Brief — Identify and copy all lines of the material where the string "System" is found.

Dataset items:
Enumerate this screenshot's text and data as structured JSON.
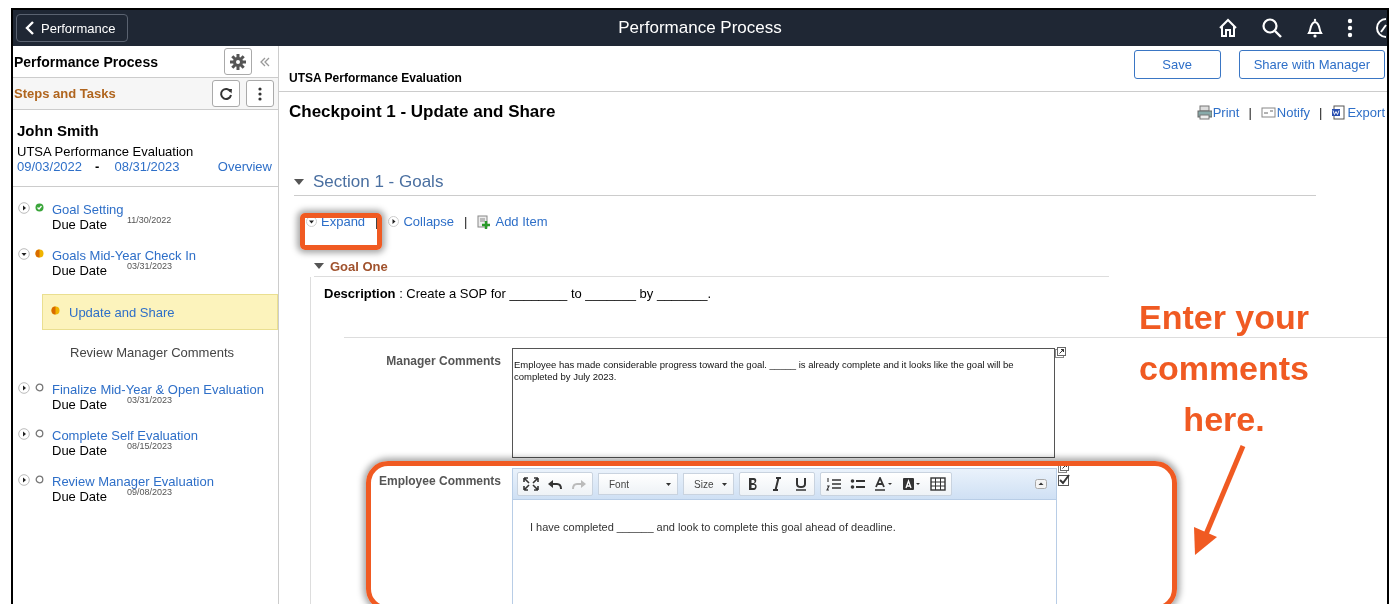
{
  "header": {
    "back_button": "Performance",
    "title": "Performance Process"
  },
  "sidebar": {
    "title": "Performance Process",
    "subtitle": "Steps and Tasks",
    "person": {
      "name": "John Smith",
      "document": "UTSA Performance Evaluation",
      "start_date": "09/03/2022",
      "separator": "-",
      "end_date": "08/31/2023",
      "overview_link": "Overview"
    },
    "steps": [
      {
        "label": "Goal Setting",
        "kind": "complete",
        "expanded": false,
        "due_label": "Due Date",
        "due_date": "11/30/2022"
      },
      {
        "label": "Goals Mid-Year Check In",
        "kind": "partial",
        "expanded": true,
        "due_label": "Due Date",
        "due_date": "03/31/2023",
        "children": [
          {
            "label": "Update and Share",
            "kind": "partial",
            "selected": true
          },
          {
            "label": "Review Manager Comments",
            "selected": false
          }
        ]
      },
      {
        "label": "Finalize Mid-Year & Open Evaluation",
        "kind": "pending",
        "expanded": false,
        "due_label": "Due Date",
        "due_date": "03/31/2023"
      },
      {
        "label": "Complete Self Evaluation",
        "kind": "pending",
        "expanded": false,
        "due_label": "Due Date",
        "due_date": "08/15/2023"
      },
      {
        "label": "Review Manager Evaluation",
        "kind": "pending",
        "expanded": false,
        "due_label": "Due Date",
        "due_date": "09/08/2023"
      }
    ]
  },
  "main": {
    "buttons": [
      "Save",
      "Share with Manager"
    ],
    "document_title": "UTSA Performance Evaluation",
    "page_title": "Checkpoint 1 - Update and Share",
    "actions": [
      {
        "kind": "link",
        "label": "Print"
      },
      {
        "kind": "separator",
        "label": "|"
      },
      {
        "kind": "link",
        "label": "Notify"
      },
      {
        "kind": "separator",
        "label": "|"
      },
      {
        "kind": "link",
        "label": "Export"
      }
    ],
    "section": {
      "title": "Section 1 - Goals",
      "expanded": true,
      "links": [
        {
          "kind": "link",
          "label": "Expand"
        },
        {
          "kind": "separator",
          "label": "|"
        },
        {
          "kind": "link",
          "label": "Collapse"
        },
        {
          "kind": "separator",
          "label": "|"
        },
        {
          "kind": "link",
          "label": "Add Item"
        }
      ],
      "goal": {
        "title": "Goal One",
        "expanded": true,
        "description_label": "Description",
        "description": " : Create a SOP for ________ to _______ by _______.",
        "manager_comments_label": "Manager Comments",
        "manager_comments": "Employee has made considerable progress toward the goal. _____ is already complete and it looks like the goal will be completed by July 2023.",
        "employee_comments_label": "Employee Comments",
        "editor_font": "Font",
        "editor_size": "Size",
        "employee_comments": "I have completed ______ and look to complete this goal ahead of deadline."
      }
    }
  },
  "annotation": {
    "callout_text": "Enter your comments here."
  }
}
...
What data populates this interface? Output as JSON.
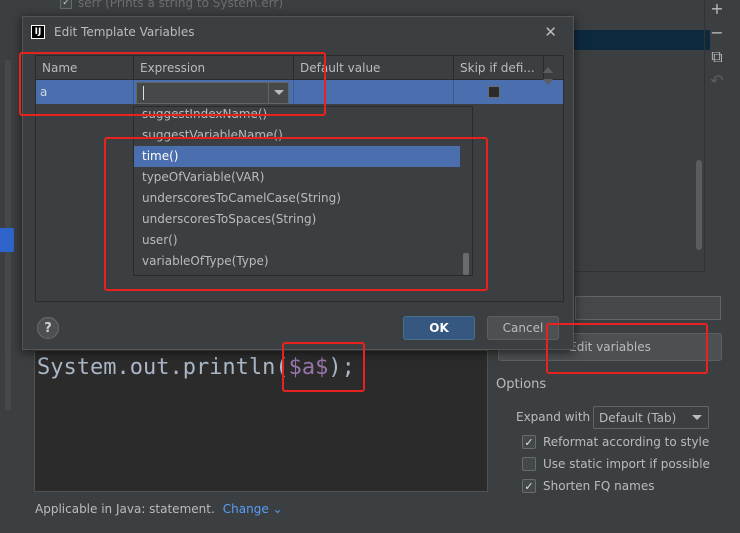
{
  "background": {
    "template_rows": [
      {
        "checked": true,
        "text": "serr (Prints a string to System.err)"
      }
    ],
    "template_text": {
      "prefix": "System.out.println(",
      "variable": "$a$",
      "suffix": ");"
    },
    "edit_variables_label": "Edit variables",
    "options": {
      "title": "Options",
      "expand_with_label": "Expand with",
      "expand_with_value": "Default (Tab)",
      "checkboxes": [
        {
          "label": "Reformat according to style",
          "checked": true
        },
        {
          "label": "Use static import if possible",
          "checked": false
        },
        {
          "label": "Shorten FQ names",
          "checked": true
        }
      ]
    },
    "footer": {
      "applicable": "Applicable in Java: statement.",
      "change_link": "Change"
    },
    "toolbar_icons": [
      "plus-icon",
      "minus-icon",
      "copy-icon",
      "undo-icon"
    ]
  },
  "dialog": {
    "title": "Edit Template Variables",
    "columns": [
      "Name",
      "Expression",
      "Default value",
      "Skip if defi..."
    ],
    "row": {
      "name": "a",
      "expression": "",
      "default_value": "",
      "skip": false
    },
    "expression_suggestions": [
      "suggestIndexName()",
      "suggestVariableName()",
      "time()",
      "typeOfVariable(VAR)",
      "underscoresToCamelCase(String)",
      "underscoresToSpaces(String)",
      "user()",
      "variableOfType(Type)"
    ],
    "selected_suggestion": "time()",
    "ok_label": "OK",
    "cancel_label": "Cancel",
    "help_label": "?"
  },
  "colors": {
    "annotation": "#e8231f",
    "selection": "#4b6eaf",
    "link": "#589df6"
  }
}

Result of this task —
        "text": "serr (Prints a string to System.err)"
      "prefix": "System.out.println(",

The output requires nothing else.